DOCUMENT SEGMENT:
# Apple Hardware Test: 2STF/8/3:ATA -100 ata -6 MASTER (Help!!!)



## jprp83 (Aug 28, 2006)

Hello there!

First of all, I want to make clear that I have no experience with Macs.
I have an IBook G4 and, ever since a program crashed, it started acting up. I erased the disk and installed everything again but the computer still runs very slowly, some programs simply won't run and most of the downloads end up corrupted. I've done Apple Hardware Test and I got this error message:  2STF/8/3:ATA -100 ata -6 MASTER
Help? 

Thanks for your attention!


----------



## fryke (Aug 28, 2006)

definitely sounds like the "master" device on one of the ATA-100 busses is giving trouble. Since you've managed to re-install OS X, I'd say it's the harddrive. I'd go shop (eBay?) for another 2.5" IDE harddrive. Although I hear the iBook's harddrive is a devil to replace. Theoretically, a repair center could do it for you, of course, but unless there's still warranty (or AppleCare) on that baby, that's gonna cost. :/


----------



## peterclf (Aug 28, 2006)

I have received the exact same error from Hardware Test extended. My issue is inbility to complete an install of OSX after erassing hard drive and getting an all ok with disk.


----------



## fryke (Aug 29, 2006)

Well, the error would suggest _not_ all's okay with the drive, though... Quite possibly, your test which says "all ok" simply doesn't test the same things as the Apple Hardware Test.


----------



## jprp83 (Aug 29, 2006)

Hey thanks for your help! I'm afraid that's the solution I didn't want to hear lol I'm simply too broke for that... oh well, we will see.
Thanks again


----------



## peterclf (Aug 29, 2006)

Hi: yes, I was to fast to comment as Fryke statement is correct. Let me mention that I'm using the Hardware Test disk that was included with the software disks,and in 6 years of owning ibooks the G4 is my 3rd and this is the first time I've been so stumped.


----------

DIRECTION:
Return, word for word, everything in the Apple Hardware Test thread from "definitely sounds like" down to "ok with disk.".

DATA LINES:
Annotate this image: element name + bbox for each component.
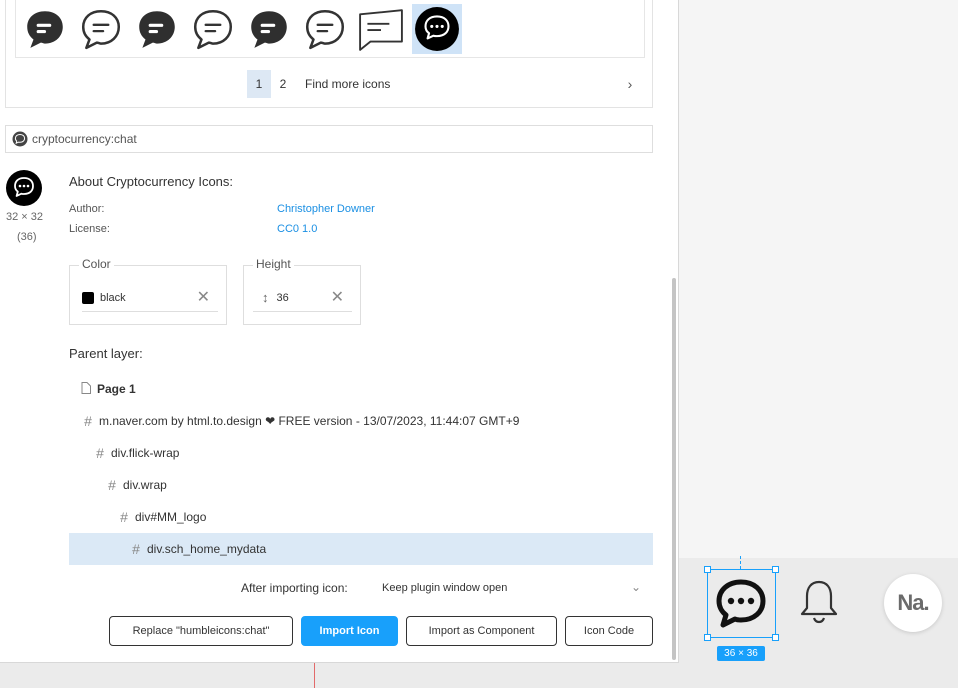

ANSWER BELOW:
definitely sounds like the "master" device on one of the ATA-100 busses is giving trouble. Since you've managed to re-install OS X, I'd say it's the harddrive. I'd go shop (eBay?) for another 2.5" IDE harddrive. Although I hear the iBook's harddrive is a devil to replace. Theoretically, a repair center could do it for you, of course, but unless there's still warranty (or AppleCare) on that baby, that's gonna cost. :/


----------



## peterclf (Aug 28, 2006)

I have received the exact same error from Hardware Test extended. My issue is inbility to complete an install of OSX after erassing hard drive and getting an all ok with disk.